══ SOURCE DATA
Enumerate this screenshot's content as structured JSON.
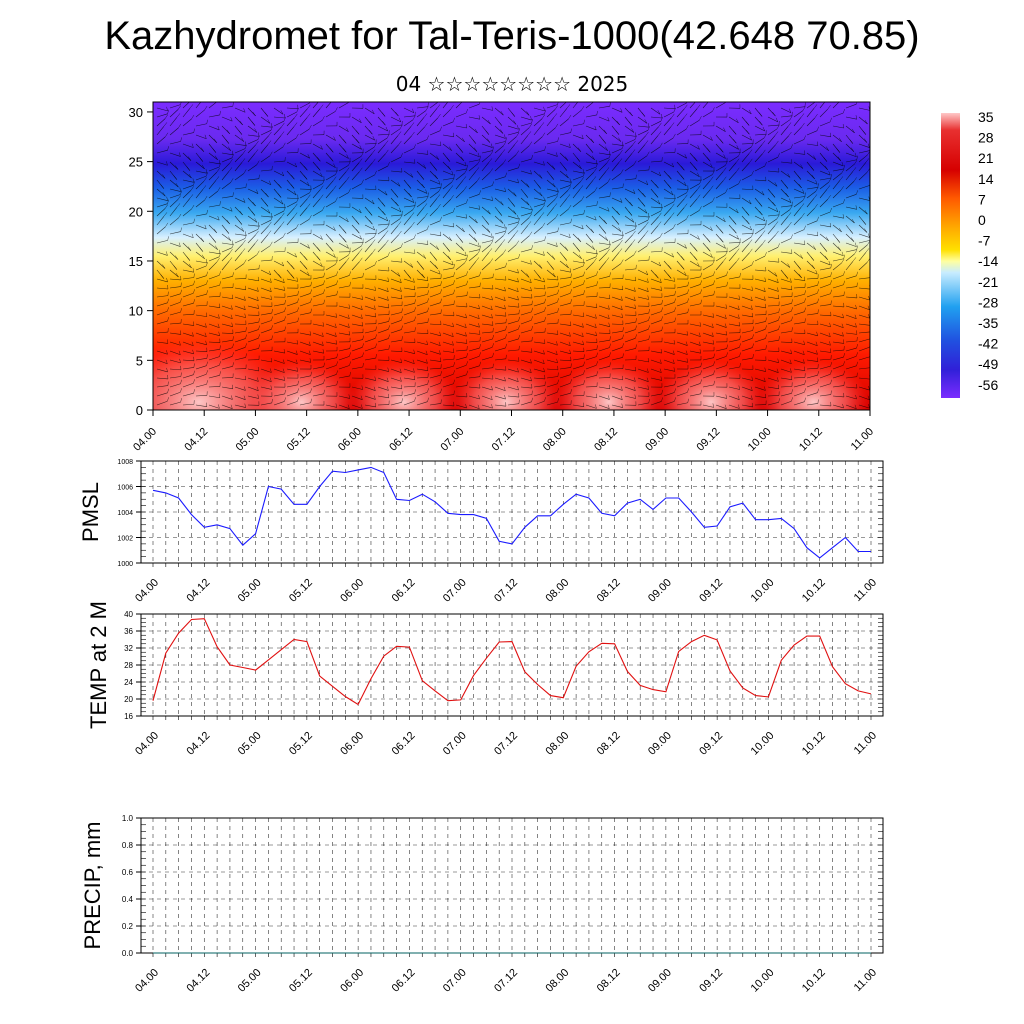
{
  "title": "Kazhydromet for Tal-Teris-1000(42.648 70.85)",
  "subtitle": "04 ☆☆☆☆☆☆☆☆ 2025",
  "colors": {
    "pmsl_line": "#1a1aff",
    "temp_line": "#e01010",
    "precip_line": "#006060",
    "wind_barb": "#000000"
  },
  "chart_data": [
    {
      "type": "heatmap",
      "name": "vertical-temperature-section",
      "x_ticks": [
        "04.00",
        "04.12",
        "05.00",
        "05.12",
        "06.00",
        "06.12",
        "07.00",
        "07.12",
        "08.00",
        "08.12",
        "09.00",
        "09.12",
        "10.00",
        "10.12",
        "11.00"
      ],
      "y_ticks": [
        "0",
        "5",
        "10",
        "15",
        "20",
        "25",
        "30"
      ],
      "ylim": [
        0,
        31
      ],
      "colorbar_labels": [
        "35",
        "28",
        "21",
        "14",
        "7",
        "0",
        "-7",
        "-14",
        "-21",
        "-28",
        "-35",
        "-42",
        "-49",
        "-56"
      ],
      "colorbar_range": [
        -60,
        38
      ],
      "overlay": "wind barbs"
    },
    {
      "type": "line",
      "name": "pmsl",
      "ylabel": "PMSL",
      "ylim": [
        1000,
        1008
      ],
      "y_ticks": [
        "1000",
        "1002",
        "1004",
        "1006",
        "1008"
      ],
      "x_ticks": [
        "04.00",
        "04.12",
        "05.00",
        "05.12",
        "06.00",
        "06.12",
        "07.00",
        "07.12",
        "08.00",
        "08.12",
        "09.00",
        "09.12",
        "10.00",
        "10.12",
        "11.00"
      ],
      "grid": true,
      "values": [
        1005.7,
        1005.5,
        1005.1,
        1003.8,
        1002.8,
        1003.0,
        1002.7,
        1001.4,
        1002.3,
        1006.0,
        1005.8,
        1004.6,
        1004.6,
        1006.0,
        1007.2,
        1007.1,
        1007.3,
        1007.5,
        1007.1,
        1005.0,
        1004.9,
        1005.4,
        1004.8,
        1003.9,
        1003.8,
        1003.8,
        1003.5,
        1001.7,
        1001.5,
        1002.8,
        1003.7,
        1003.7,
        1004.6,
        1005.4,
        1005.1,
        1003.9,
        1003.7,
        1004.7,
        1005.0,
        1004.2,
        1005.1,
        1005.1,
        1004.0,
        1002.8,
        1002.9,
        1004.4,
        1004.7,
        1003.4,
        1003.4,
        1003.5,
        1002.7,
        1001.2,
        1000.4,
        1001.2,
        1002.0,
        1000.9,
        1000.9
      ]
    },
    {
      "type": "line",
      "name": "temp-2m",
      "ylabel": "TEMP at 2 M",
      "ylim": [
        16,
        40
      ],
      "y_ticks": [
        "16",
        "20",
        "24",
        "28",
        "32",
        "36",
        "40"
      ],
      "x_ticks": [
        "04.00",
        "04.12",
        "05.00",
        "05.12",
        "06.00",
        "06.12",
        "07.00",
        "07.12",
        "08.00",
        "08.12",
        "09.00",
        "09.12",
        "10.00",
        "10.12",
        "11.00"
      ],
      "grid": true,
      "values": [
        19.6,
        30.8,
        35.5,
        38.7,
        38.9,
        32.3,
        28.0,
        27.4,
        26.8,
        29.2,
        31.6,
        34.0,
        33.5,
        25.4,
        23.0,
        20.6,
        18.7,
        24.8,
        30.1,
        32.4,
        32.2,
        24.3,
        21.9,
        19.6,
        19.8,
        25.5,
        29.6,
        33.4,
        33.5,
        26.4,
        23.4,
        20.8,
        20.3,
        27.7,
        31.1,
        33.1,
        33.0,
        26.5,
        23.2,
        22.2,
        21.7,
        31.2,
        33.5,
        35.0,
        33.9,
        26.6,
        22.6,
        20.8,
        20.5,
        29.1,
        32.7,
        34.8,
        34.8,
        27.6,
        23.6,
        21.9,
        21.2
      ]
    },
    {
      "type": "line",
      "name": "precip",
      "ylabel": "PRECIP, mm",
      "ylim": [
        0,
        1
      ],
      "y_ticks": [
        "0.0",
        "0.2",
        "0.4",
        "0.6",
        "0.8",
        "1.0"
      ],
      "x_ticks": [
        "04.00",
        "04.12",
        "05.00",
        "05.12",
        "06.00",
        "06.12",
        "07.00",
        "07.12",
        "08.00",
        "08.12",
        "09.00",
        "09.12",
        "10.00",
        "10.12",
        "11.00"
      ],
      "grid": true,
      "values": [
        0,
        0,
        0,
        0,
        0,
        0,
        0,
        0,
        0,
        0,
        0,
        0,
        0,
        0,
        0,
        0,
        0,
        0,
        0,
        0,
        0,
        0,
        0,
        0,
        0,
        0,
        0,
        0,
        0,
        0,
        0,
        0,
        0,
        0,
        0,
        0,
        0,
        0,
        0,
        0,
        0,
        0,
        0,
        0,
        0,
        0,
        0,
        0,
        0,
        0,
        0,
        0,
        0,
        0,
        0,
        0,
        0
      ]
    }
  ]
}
════
■ **WHAT YOU SHOULD DO**
Work through the listing above and report how many lines include the string "ylabel", with no other text.

■ **EXERCISE ANSWER**
3